Reproduce the listing exactly, with no pictures in your copy.

Items start

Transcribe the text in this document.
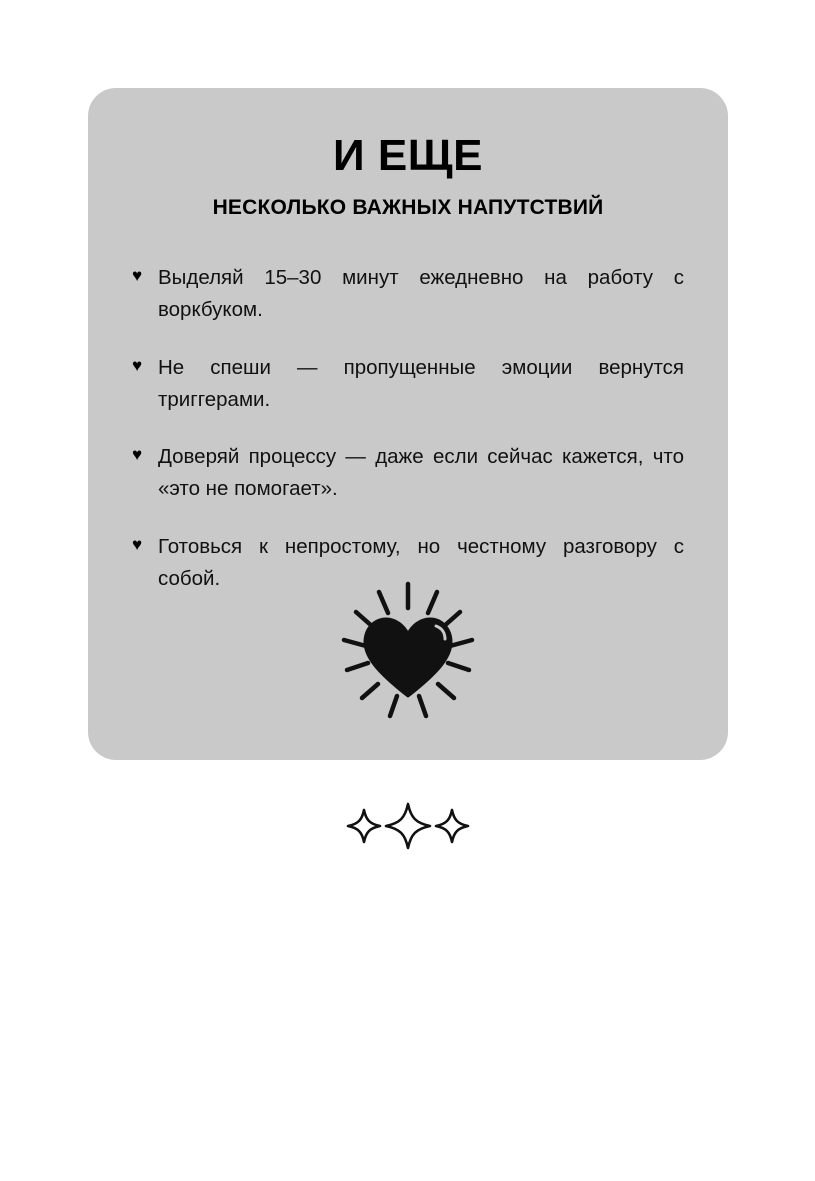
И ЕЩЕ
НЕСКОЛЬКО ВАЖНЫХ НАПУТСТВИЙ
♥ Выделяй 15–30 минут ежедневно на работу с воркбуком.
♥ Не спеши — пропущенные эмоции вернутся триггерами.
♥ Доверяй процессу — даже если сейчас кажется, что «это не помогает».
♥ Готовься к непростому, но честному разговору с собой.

Items end

» Reply
Transcribe the text in this document.
И ЕЩЕ
НЕСКОЛЬКО ВАЖНЫХ НАПУТСТВИЙ
♥ Выделяй 15–30 минут ежедневно на работу с воркбуком.
♥ Не спеши — пропущенные эмоции вернутся триггерами.
♥ Доверяй процессу — даже если сейчас кажется, что «это не помогает».
♥ Готовься к непростому, но честному разговору с собой.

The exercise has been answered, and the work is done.